## START RECORDS TO USE

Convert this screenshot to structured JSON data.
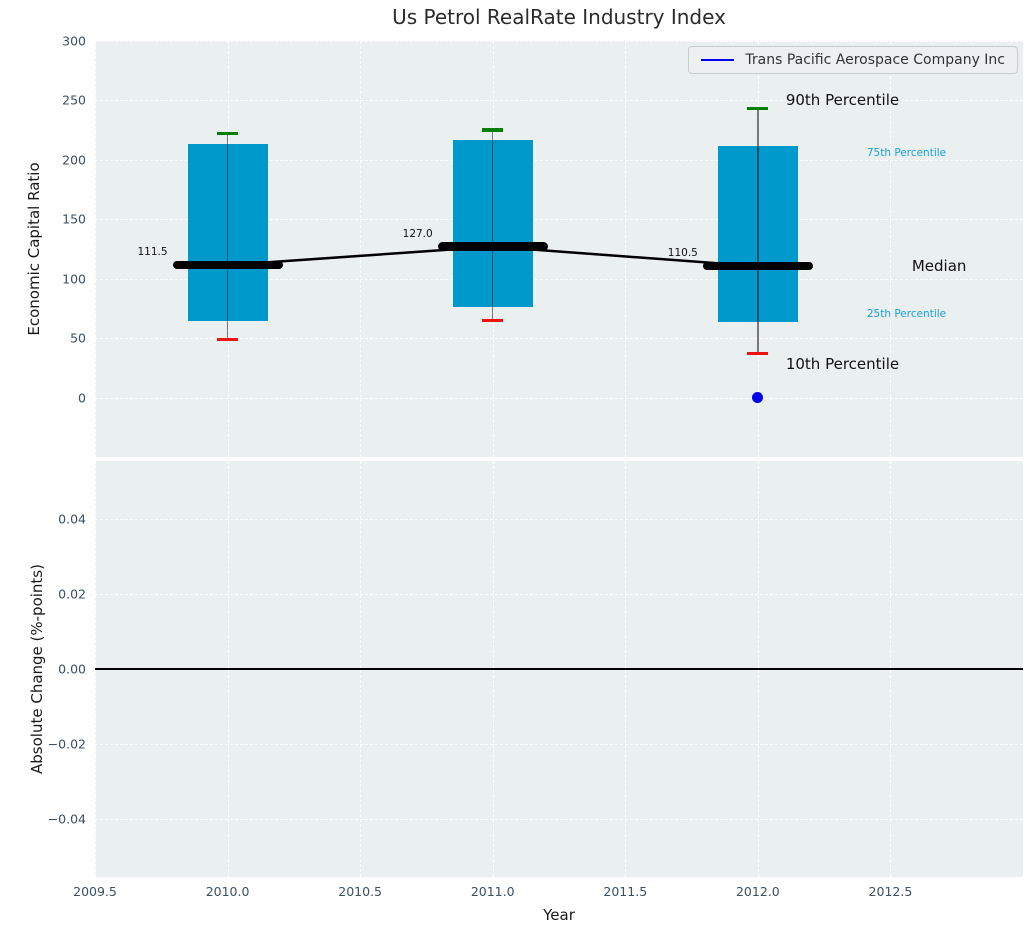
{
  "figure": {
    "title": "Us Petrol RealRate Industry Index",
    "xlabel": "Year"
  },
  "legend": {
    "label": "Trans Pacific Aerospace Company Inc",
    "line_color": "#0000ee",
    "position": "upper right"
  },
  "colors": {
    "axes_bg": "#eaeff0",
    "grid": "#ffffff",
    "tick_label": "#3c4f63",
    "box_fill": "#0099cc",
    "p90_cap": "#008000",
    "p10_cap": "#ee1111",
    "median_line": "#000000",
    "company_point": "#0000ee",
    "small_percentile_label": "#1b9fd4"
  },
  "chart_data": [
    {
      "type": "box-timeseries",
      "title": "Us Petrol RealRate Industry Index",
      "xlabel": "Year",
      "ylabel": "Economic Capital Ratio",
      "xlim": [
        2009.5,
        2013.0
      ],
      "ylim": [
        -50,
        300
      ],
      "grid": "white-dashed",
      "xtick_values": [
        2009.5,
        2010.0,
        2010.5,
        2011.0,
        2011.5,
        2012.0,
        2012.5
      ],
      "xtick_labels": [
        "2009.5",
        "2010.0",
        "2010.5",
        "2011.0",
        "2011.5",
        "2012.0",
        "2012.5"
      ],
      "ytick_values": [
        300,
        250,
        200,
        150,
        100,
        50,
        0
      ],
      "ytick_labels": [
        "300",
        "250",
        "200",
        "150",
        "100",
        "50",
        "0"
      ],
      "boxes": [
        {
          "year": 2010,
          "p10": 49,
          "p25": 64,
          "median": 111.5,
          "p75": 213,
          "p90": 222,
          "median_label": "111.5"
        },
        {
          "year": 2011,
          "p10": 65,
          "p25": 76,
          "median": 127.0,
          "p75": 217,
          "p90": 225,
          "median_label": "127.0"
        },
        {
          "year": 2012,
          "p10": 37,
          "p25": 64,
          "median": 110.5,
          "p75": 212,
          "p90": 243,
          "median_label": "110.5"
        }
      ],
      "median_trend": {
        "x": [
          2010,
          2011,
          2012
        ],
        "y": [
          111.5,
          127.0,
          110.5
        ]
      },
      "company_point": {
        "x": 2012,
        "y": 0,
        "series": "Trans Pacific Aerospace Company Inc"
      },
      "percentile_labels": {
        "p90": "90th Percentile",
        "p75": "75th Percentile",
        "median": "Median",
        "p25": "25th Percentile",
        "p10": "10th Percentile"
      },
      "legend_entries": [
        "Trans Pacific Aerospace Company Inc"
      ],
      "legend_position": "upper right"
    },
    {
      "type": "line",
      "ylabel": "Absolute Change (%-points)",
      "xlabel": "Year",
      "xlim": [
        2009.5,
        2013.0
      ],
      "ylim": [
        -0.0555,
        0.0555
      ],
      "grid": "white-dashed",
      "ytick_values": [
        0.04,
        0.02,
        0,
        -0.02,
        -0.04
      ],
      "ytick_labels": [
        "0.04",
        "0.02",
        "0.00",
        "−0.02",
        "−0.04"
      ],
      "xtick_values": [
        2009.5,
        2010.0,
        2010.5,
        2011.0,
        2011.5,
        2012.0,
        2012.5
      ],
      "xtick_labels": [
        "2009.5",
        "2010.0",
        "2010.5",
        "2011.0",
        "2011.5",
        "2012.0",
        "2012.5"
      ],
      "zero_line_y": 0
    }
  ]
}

## END RECORDS TO USE

EXERCISE: Scan the records above, count the lines with "Trans" in them, and give only the number.

RESULT OF THIS EXERCISE: 3